[Records about charts and figures]
########
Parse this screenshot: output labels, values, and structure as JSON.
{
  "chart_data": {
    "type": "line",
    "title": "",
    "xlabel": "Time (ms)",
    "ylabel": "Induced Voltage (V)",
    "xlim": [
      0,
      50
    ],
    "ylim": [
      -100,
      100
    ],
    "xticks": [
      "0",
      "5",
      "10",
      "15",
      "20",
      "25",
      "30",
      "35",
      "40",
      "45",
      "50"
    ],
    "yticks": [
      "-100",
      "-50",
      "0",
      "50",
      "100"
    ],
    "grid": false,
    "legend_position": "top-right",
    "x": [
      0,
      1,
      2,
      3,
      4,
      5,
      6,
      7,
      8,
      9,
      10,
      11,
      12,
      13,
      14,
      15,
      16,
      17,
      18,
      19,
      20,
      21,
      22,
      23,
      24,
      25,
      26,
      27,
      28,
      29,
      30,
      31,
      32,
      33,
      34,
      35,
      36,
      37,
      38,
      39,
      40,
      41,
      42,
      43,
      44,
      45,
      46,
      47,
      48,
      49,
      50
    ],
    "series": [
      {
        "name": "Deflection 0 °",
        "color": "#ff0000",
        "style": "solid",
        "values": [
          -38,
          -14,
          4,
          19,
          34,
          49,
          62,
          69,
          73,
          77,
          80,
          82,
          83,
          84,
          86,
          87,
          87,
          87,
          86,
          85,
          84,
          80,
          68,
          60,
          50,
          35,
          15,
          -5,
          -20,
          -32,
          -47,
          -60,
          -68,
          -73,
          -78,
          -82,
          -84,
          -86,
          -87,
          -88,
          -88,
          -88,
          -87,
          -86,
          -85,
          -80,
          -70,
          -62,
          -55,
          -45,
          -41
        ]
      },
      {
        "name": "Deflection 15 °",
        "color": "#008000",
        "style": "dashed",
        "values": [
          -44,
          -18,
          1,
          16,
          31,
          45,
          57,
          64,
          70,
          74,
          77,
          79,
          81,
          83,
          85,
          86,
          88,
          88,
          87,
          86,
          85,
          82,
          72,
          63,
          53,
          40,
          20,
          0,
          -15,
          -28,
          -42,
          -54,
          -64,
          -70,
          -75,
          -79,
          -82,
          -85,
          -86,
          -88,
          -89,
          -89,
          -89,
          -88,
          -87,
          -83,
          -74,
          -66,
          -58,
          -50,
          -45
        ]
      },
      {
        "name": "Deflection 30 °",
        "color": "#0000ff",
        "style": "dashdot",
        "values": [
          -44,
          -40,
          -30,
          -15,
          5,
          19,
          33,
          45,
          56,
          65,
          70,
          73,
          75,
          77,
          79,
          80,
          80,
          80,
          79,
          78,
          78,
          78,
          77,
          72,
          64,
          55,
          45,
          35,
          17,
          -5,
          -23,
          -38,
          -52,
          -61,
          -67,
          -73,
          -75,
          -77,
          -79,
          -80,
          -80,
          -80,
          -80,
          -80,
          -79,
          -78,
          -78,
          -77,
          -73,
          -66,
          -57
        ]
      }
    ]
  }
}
########
= Your objective =
Return each entry from the material above exactly as it appears.

= Solution to the exercise =
Parse this screenshot: output labels, values, and structure as JSON.
{
  "chart_data": {
    "type": "line",
    "title": "",
    "xlabel": "Time (ms)",
    "ylabel": "Induced Voltage (V)",
    "xlim": [
      0,
      50
    ],
    "ylim": [
      -100,
      100
    ],
    "xticks": [
      "0",
      "5",
      "10",
      "15",
      "20",
      "25",
      "30",
      "35",
      "40",
      "45",
      "50"
    ],
    "yticks": [
      "-100",
      "-50",
      "0",
      "50",
      "100"
    ],
    "grid": false,
    "legend_position": "top-right",
    "x": [
      0,
      1,
      2,
      3,
      4,
      5,
      6,
      7,
      8,
      9,
      10,
      11,
      12,
      13,
      14,
      15,
      16,
      17,
      18,
      19,
      20,
      21,
      22,
      23,
      24,
      25,
      26,
      27,
      28,
      29,
      30,
      31,
      32,
      33,
      34,
      35,
      36,
      37,
      38,
      39,
      40,
      41,
      42,
      43,
      44,
      45,
      46,
      47,
      48,
      49,
      50
    ],
    "series": [
      {
        "name": "Deflection 0 °",
        "color": "#ff0000",
        "style": "solid",
        "values": [
          -38,
          -14,
          4,
          19,
          34,
          49,
          62,
          69,
          73,
          77,
          80,
          82,
          83,
          84,
          86,
          87,
          87,
          87,
          86,
          85,
          84,
          80,
          68,
          60,
          50,
          35,
          15,
          -5,
          -20,
          -32,
          -47,
          -60,
          -68,
          -73,
          -78,
          -82,
          -84,
          -86,
          -87,
          -88,
          -88,
          -88,
          -87,
          -86,
          -85,
          -80,
          -70,
          -62,
          -55,
          -45,
          -41
        ]
      },
      {
        "name": "Deflection 15 °",
        "color": "#008000",
        "style": "dashed",
        "values": [
          -44,
          -18,
          1,
          16,
          31,
          45,
          57,
          64,
          70,
          74,
          77,
          79,
          81,
          83,
          85,
          86,
          88,
          88,
          87,
          86,
          85,
          82,
          72,
          63,
          53,
          40,
          20,
          0,
          -15,
          -28,
          -42,
          -54,
          -64,
          -70,
          -75,
          -79,
          -82,
          -85,
          -86,
          -88,
          -89,
          -89,
          -89,
          -88,
          -87,
          -83,
          -74,
          -66,
          -58,
          -50,
          -45
        ]
      },
      {
        "name": "Deflection 30 °",
        "color": "#0000ff",
        "style": "dashdot",
        "values": [
          -44,
          -40,
          -30,
          -15,
          5,
          19,
          33,
          45,
          56,
          65,
          70,
          73,
          75,
          77,
          79,
          80,
          80,
          80,
          79,
          78,
          78,
          78,
          77,
          72,
          64,
          55,
          45,
          35,
          17,
          -5,
          -23,
          -38,
          -52,
          -61,
          -67,
          -73,
          -75,
          -77,
          -79,
          -80,
          -80,
          -80,
          -80,
          -80,
          -79,
          -78,
          -78,
          -77,
          -73,
          -66,
          -57
        ]
      }
    ]
  }
}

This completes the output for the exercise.